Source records
## begin
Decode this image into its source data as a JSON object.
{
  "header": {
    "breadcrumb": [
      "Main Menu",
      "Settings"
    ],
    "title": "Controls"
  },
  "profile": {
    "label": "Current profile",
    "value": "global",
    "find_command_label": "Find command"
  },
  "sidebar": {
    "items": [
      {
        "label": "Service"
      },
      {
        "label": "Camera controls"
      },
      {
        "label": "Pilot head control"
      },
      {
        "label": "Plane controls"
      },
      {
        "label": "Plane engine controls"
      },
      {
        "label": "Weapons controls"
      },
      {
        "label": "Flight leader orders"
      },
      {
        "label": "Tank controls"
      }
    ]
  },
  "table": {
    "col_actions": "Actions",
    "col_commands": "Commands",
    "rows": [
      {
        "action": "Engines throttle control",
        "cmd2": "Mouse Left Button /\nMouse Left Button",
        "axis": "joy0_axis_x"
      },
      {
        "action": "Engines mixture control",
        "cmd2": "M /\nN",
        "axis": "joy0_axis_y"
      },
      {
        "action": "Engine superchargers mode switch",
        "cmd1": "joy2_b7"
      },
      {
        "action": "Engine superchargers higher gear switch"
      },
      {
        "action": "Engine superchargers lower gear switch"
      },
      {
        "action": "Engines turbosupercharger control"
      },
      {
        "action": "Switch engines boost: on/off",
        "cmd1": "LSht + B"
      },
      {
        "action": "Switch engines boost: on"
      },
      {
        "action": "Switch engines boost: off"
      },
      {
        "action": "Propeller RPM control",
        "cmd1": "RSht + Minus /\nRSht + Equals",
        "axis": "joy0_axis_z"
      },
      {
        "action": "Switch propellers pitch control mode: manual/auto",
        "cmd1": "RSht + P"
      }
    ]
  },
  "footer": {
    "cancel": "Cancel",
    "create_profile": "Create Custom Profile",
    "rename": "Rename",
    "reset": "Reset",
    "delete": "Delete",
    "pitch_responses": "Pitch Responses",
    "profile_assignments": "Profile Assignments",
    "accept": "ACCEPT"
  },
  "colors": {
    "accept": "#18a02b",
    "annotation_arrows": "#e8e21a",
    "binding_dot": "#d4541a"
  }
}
## end
Restate the whole listing exactly, leaving out nothing.

Decode this image into its source data as a JSON object.
{
  "header": {
    "breadcrumb": [
      "Main Menu",
      "Settings"
    ],
    "title": "Controls"
  },
  "profile": {
    "label": "Current profile",
    "value": "global",
    "find_command_label": "Find command"
  },
  "sidebar": {
    "items": [
      {
        "label": "Service"
      },
      {
        "label": "Camera controls"
      },
      {
        "label": "Pilot head control"
      },
      {
        "label": "Plane controls"
      },
      {
        "label": "Plane engine controls"
      },
      {
        "label": "Weapons controls"
      },
      {
        "label": "Flight leader orders"
      },
      {
        "label": "Tank controls"
      }
    ]
  },
  "table": {
    "col_actions": "Actions",
    "col_commands": "Commands",
    "rows": [
      {
        "action": "Engines throttle control",
        "cmd2": "Mouse Left Button /\nMouse Left Button",
        "axis": "joy0_axis_x"
      },
      {
        "action": "Engines mixture control",
        "cmd2": "M /\nN",
        "axis": "joy0_axis_y"
      },
      {
        "action": "Engine superchargers mode switch",
        "cmd1": "joy2_b7"
      },
      {
        "action": "Engine superchargers higher gear switch"
      },
      {
        "action": "Engine superchargers lower gear switch"
      },
      {
        "action": "Engines turbosupercharger control"
      },
      {
        "action": "Switch engines boost: on/off",
        "cmd1": "LSht + B"
      },
      {
        "action": "Switch engines boost: on"
      },
      {
        "action": "Switch engines boost: off"
      },
      {
        "action": "Propeller RPM control",
        "cmd1": "RSht + Minus /\nRSht + Equals",
        "axis": "joy0_axis_z"
      },
      {
        "action": "Switch propellers pitch control mode: manual/auto",
        "cmd1": "RSht + P"
      }
    ]
  },
  "footer": {
    "cancel": "Cancel",
    "create_profile": "Create Custom Profile",
    "rename": "Rename",
    "reset": "Reset",
    "delete": "Delete",
    "pitch_responses": "Pitch Responses",
    "profile_assignments": "Profile Assignments",
    "accept": "ACCEPT"
  },
  "colors": {
    "accept": "#18a02b",
    "annotation_arrows": "#e8e21a",
    "binding_dot": "#d4541a"
  }
}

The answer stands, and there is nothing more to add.